### Stored data entries
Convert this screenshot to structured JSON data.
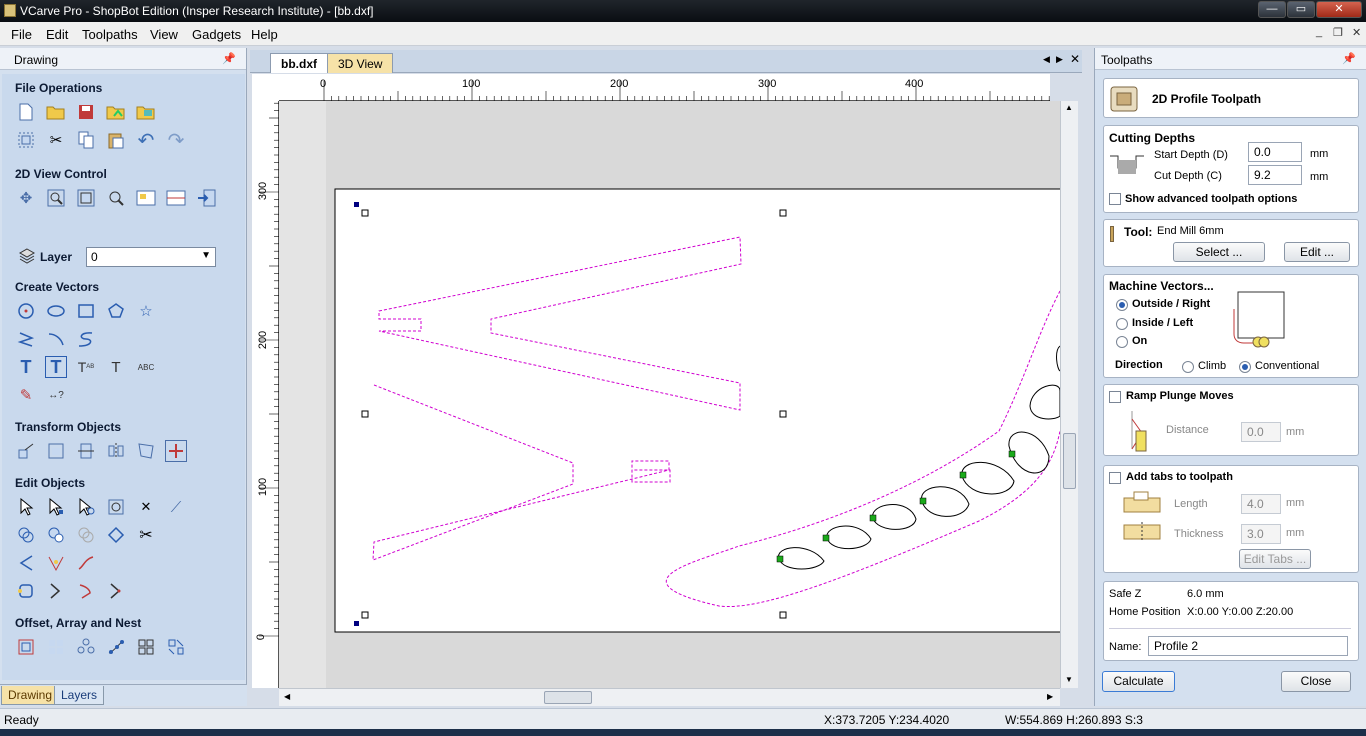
{
  "titlebar": {
    "title": "VCarve Pro - ShopBot Edition (Insper Research Institute) - [bb.dxf]",
    "minimize": "—",
    "maximize": "▭",
    "close": "✕"
  },
  "menu": {
    "items": [
      "File",
      "Edit",
      "Toolpaths",
      "View",
      "Gadgets",
      "Help"
    ],
    "mdi_minimize": "_",
    "mdi_restore": "❐",
    "mdi_close": "✕"
  },
  "left_panel": {
    "title": "Drawing",
    "pin": "📌",
    "sections": {
      "file_operations": "File Operations",
      "view_control": "2D View Control",
      "layer_label": "Layer",
      "layer_value": "0",
      "create_vectors": "Create Vectors",
      "transform_objects": "Transform Objects",
      "edit_objects": "Edit Objects",
      "offset_array_nest": "Offset, Array and Nest"
    },
    "tabs": [
      "Drawing",
      "Layers"
    ]
  },
  "document": {
    "tabs": [
      "bb.dxf",
      "3D View"
    ],
    "h_ruler_labels": [
      "0",
      "100",
      "200",
      "300",
      "400"
    ],
    "v_ruler_labels": [
      "300",
      "200",
      "100",
      "0"
    ]
  },
  "right_panel": {
    "title": "Toolpaths",
    "toolpath_title": "2D Profile Toolpath",
    "cutting_depths": {
      "header": "Cutting Depths",
      "start_label": "Start Depth (D)",
      "start_value": "0.0",
      "cut_label": "Cut Depth (C)",
      "cut_value": "9.2",
      "unit": "mm",
      "advanced": "Show advanced toolpath options"
    },
    "tool": {
      "label": "Tool:",
      "name": "End Mill 6mm",
      "select": "Select ...",
      "edit": "Edit ..."
    },
    "machine_vectors": {
      "header": "Machine Vectors...",
      "outside": "Outside / Right",
      "inside": "Inside / Left",
      "on": "On",
      "direction": "Direction",
      "climb": "Climb",
      "conventional": "Conventional"
    },
    "ramp": {
      "header": "Ramp Plunge Moves",
      "distance_label": "Distance",
      "distance_value": "0.0",
      "unit": "mm"
    },
    "tabs": {
      "header": "Add tabs to toolpath",
      "length_label": "Length",
      "length_value": "4.0",
      "thickness_label": "Thickness",
      "thickness_value": "3.0",
      "unit": "mm",
      "edit_tabs": "Edit Tabs ..."
    },
    "safe_z_label": "Safe Z",
    "safe_z_value": "6.0 mm",
    "home_label": "Home Position",
    "home_value": "X:0.00 Y:0.00 Z:20.00",
    "name_label": "Name:",
    "name_value": "Profile 2",
    "calculate": "Calculate",
    "close": "Close"
  },
  "status": {
    "ready": "Ready",
    "coords": "X:373.7205 Y:234.4020",
    "dims": "W:554.869  H:260.893  S:3"
  }
}
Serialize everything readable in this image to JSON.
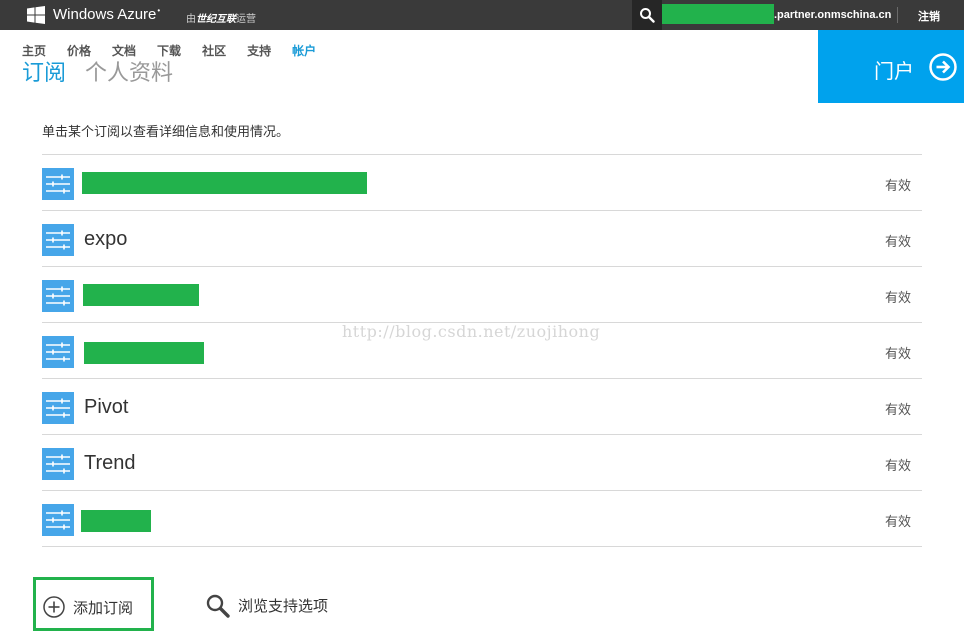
{
  "topbar": {
    "brand": "Windows Azure",
    "brand_sup": "•",
    "operator_prefix": "由",
    "operator_name": "世纪互联",
    "operator_suffix": "运营",
    "account_domain": ".partner.onmschina.cn",
    "signout_label": "注销"
  },
  "nav": {
    "items": [
      "主页",
      "价格",
      "文档",
      "下载",
      "社区",
      "支持",
      "帐户"
    ]
  },
  "page_tabs": [
    "订阅",
    "个人资料"
  ],
  "portal": {
    "label": "门户"
  },
  "instruction": "单击某个订阅以查看详细信息和使用情况。",
  "subscriptions": [
    {
      "name": "",
      "status": "有效"
    },
    {
      "name": "expo",
      "status": "有效"
    },
    {
      "name": "",
      "status": "有效"
    },
    {
      "name": "",
      "status": "有效"
    },
    {
      "name": "Pivot",
      "status": "有效"
    },
    {
      "name": "Trend",
      "status": "有效"
    },
    {
      "name": "",
      "status": "有效"
    }
  ],
  "watermark": "http://blog.csdn.net/zuojihong",
  "actions": {
    "add_subscription": "添加订阅",
    "browse_support": "浏览支持选项"
  },
  "colors": {
    "accent": "#1a9bd7",
    "portal_bg": "#00a2ed",
    "row_icon_bg": "#46a6e9",
    "redaction": "#22b24c",
    "topbar_bg": "#3a3a3a"
  }
}
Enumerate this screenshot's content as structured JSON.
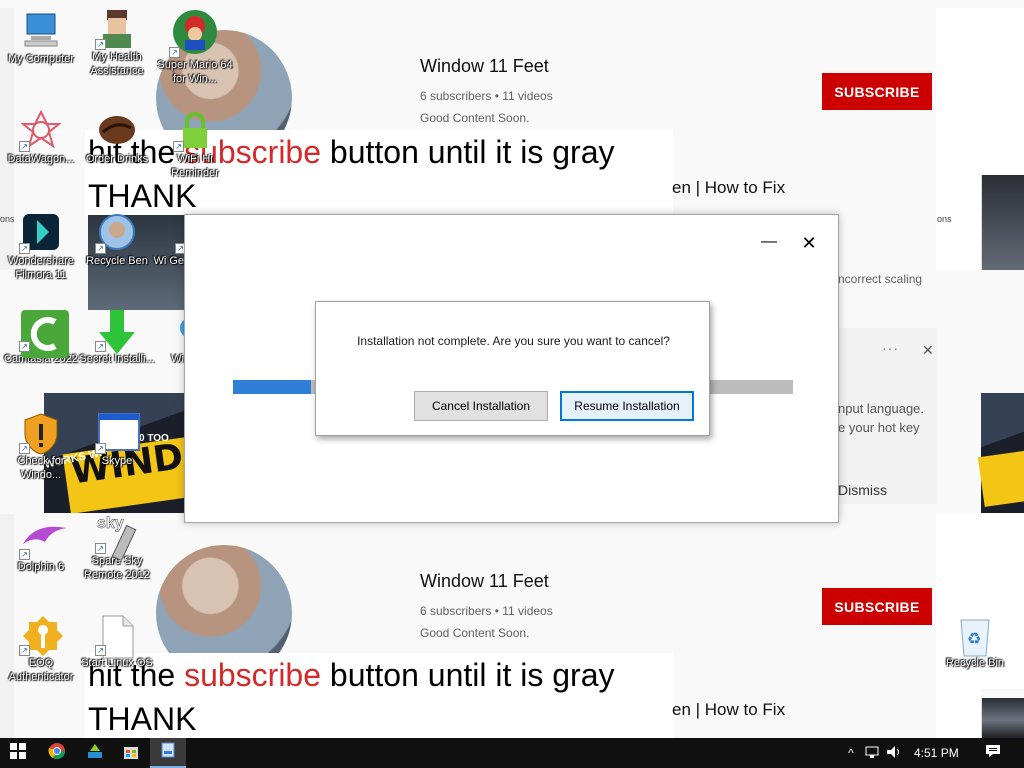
{
  "youtube_top": {
    "channel_name": "Window 11 Feet",
    "stats": "6 subscribers • 11 videos",
    "description": "Good Content Soon.",
    "subscribe_label": "SUBSCRIBE",
    "banner_pre": "hit the ",
    "banner_red": "subscribe",
    "banner_post": " button until it is gray",
    "banner_line2": "THANK",
    "title_fragment": "en | How to Fix"
  },
  "youtube_bottom": {
    "channel_name": "Window 11 Feet",
    "stats": "6 subscribers • 11 videos",
    "description": "Good Content Soon.",
    "subscribe_label": "SUBSCRIBE",
    "banner_pre": "hit the ",
    "banner_red": "subscribe",
    "banner_post": " button until it is gray",
    "banner_line2": "THANK",
    "title_fragment": "en | How to Fix"
  },
  "fragments": {
    "incorrect_scaling": "ncorrect scaling",
    "input_language": "nput language.",
    "hot_key": "e your hot key",
    "dismiss": "Dismiss",
    "ons_left": "ons",
    "ons_right": "ons",
    "thumb_text_big": "WINDOW",
    "thumb_text_small": "WORKS WI",
    "thumb_text_count": "S 10 TOO"
  },
  "desktop_icons": [
    {
      "label": "My Computer",
      "icon": "computer-icon"
    },
    {
      "label": "My Health Assistance",
      "icon": "avatar-icon"
    },
    {
      "label": "Super Mario 64 for Win...",
      "icon": "mario-icon"
    },
    {
      "label": "DataWagon...",
      "icon": "datawagon-icon"
    },
    {
      "label": "Order Drinks",
      "icon": "coffee-bean-icon"
    },
    {
      "label": "WiFi Hi Reminder",
      "icon": "wifi-lock-icon"
    },
    {
      "label": "Wondershare Filmora 11",
      "icon": "filmora-icon"
    },
    {
      "label": "Recycle Ben",
      "icon": "recycle-ben-icon"
    },
    {
      "label": "Wi Ge",
      "icon": "partial-icon"
    },
    {
      "label": "Camtasia 2022",
      "icon": "camtasia-icon"
    },
    {
      "label": "Secret Installi...",
      "icon": "download-arrow-icon"
    },
    {
      "label": "Wi",
      "icon": "partial-icon"
    },
    {
      "label": "Check for Windo...",
      "icon": "shield-warning-icon"
    },
    {
      "label": "Skype",
      "icon": "window-icon"
    },
    {
      "label": "Dolphin 6",
      "icon": "dolphin-icon"
    },
    {
      "label": "Spare Sky Remote 2012",
      "icon": "remote-icon"
    },
    {
      "label": "EOQ Authenticator",
      "icon": "key-icon"
    },
    {
      "label": "Start Linux OS",
      "icon": "file-icon"
    },
    {
      "label": "Recycle Bin",
      "icon": "recycle-bin-icon"
    }
  ],
  "installer": {
    "minimize_glyph": "—",
    "close_glyph": "✕",
    "progress_percent": 14
  },
  "confirm": {
    "message": "Installation not complete. Are you sure you want to cancel?",
    "cancel_label": "Cancel Installation",
    "resume_label": "Resume Installation"
  },
  "taskbar": {
    "time": "4:51 PM",
    "apps": [
      "start-icon",
      "chrome-icon",
      "app-icon",
      "store-icon",
      "installer-app-icon"
    ]
  },
  "colors": {
    "subscribe_red": "#cc0000",
    "progress_blue": "#2f7ed8",
    "banner_red": "#d42a2a"
  }
}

### Goal of the exercise
Print out every entry above without changing a word, and leave out the pictures.

### Final result
Convert this screenshot to structured JSON data.
{
  "titlebar": {
    "title": "VCarve Pro - ShopBot Edition (Insper Research Institute) - [bb.dxf]",
    "minimize": "—",
    "maximize": "▭",
    "close": "✕"
  },
  "menu": {
    "items": [
      "File",
      "Edit",
      "Toolpaths",
      "View",
      "Gadgets",
      "Help"
    ],
    "mdi_minimize": "_",
    "mdi_restore": "❐",
    "mdi_close": "✕"
  },
  "left_panel": {
    "title": "Drawing",
    "pin": "📌",
    "sections": {
      "file_operations": "File Operations",
      "view_control": "2D View Control",
      "layer_label": "Layer",
      "layer_value": "0",
      "create_vectors": "Create Vectors",
      "transform_objects": "Transform Objects",
      "edit_objects": "Edit Objects",
      "offset_array_nest": "Offset, Array and Nest"
    },
    "tabs": [
      "Drawing",
      "Layers"
    ]
  },
  "document": {
    "tabs": [
      "bb.dxf",
      "3D View"
    ],
    "h_ruler_labels": [
      "0",
      "100",
      "200",
      "300",
      "400"
    ],
    "v_ruler_labels": [
      "300",
      "200",
      "100",
      "0"
    ]
  },
  "right_panel": {
    "title": "Toolpaths",
    "toolpath_title": "2D Profile Toolpath",
    "cutting_depths": {
      "header": "Cutting Depths",
      "start_label": "Start Depth (D)",
      "start_value": "0.0",
      "cut_label": "Cut Depth (C)",
      "cut_value": "9.2",
      "unit": "mm",
      "advanced": "Show advanced toolpath options"
    },
    "tool": {
      "label": "Tool:",
      "name": "End Mill 6mm",
      "select": "Select ...",
      "edit": "Edit ..."
    },
    "machine_vectors": {
      "header": "Machine Vectors...",
      "outside": "Outside / Right",
      "inside": "Inside / Left",
      "on": "On",
      "direction": "Direction",
      "climb": "Climb",
      "conventional": "Conventional"
    },
    "ramp": {
      "header": "Ramp Plunge Moves",
      "distance_label": "Distance",
      "distance_value": "0.0",
      "unit": "mm"
    },
    "tabs": {
      "header": "Add tabs to toolpath",
      "length_label": "Length",
      "length_value": "4.0",
      "thickness_label": "Thickness",
      "thickness_value": "3.0",
      "unit": "mm",
      "edit_tabs": "Edit Tabs ..."
    },
    "safe_z_label": "Safe Z",
    "safe_z_value": "6.0 mm",
    "home_label": "Home Position",
    "home_value": "X:0.00 Y:0.00 Z:20.00",
    "name_label": "Name:",
    "name_value": "Profile 2",
    "calculate": "Calculate",
    "close": "Close"
  },
  "status": {
    "ready": "Ready",
    "coords": "X:373.7205 Y:234.4020",
    "dims": "W:554.869  H:260.893  S:3"
  }
}
Serialize everything readable in this image to JSON.
{
  "topbar": {
    "brand": "Windows Azure",
    "brand_sup": "•",
    "operator_prefix": "由",
    "operator_name": "世纪互联",
    "operator_suffix": "运营",
    "account_domain": ".partner.onmschina.cn",
    "signout_label": "注销"
  },
  "nav": {
    "items": [
      "主页",
      "价格",
      "文档",
      "下载",
      "社区",
      "支持",
      "帐户"
    ]
  },
  "page_tabs": [
    "订阅",
    "个人资料"
  ],
  "portal": {
    "label": "门户"
  },
  "instruction": "单击某个订阅以查看详细信息和使用情况。",
  "subscriptions": [
    {
      "name": "",
      "status": "有效"
    },
    {
      "name": "expo",
      "status": "有效"
    },
    {
      "name": "",
      "status": "有效"
    },
    {
      "name": "",
      "status": "有效"
    },
    {
      "name": "Pivot",
      "status": "有效"
    },
    {
      "name": "Trend",
      "status": "有效"
    },
    {
      "name": "",
      "status": "有效"
    }
  ],
  "watermark": "http://blog.csdn.net/zuojihong",
  "actions": {
    "add_subscription": "添加订阅",
    "browse_support": "浏览支持选项"
  },
  "colors": {
    "accent": "#1a9bd7",
    "portal_bg": "#00a2ed",
    "row_icon_bg": "#46a6e9",
    "redaction": "#22b24c",
    "topbar_bg": "#3a3a3a"
  }
}
Enumerate this screenshot's content as structured JSON.
{
  "youtube_top": {
    "channel_name": "Window 11 Feet",
    "stats": "6 subscribers • 11 videos",
    "description": "Good Content Soon.",
    "subscribe_label": "SUBSCRIBE",
    "banner_pre": "hit the ",
    "banner_red": "subscribe",
    "banner_post": " button until it is gray",
    "banner_line2": "THANK",
    "title_fragment": "en | How to Fix"
  },
  "youtube_bottom": {
    "channel_name": "Window 11 Feet",
    "stats": "6 subscribers • 11 videos",
    "description": "Good Content Soon.",
    "subscribe_label": "SUBSCRIBE",
    "banner_pre": "hit the ",
    "banner_red": "subscribe",
    "banner_post": " button until it is gray",
    "banner_line2": "THANK",
    "title_fragment": "en | How to Fix"
  },
  "fragments": {
    "incorrect_scaling": "ncorrect scaling",
    "input_language": "nput language.",
    "hot_key": "e your hot key",
    "dismiss": "Dismiss",
    "ons_left": "ons",
    "ons_right": "ons",
    "thumb_text_big": "WINDOW",
    "thumb_text_small": "WORKS WI",
    "thumb_text_count": "S 10 TOO"
  },
  "desktop_icons": [
    {
      "label": "My Computer",
      "icon": "computer-icon"
    },
    {
      "label": "My Health Assistance",
      "icon": "avatar-icon"
    },
    {
      "label": "Super Mario 64 for Win...",
      "icon": "mario-icon"
    },
    {
      "label": "DataWagon...",
      "icon": "datawagon-icon"
    },
    {
      "label": "Order Drinks",
      "icon": "coffee-bean-icon"
    },
    {
      "label": "WiFi Hi Reminder",
      "icon": "wifi-lock-icon"
    },
    {
      "label": "Wondershare Filmora 11",
      "icon": "filmora-icon"
    },
    {
      "label": "Recycle Ben",
      "icon": "recycle-ben-icon"
    },
    {
      "label": "Wi Ge",
      "icon": "partial-icon"
    },
    {
      "label": "Camtasia 2022",
      "icon": "camtasia-icon"
    },
    {
      "label": "Secret Installi...",
      "icon": "download-arrow-icon"
    },
    {
      "label": "Wi",
      "icon": "partial-icon"
    },
    {
      "label": "Check for Windo...",
      "icon": "shield-warning-icon"
    },
    {
      "label": "Skype",
      "icon": "window-icon"
    },
    {
      "label": "Dolphin 6",
      "icon": "dolphin-icon"
    },
    {
      "label": "Spare Sky Remote 2012",
      "icon": "remote-icon"
    },
    {
      "label": "EOQ Authenticator",
      "icon": "key-icon"
    },
    {
      "label": "Start Linux OS",
      "icon": "file-icon"
    },
    {
      "label": "Recycle Bin",
      "icon": "recycle-bin-icon"
    }
  ],
  "installer": {
    "minimize_glyph": "—",
    "close_glyph": "✕",
    "progress_percent": 14
  },
  "confirm": {
    "message": "Installation not complete. Are you sure you want to cancel?",
    "cancel_label": "Cancel Installation",
    "resume_label": "Resume Installation"
  },
  "taskbar": {
    "time": "4:51 PM",
    "apps": [
      "start-icon",
      "chrome-icon",
      "app-icon",
      "store-icon",
      "installer-app-icon"
    ]
  },
  "colors": {
    "subscribe_red": "#cc0000",
    "progress_blue": "#2f7ed8",
    "banner_red": "#d42a2a"
  }
}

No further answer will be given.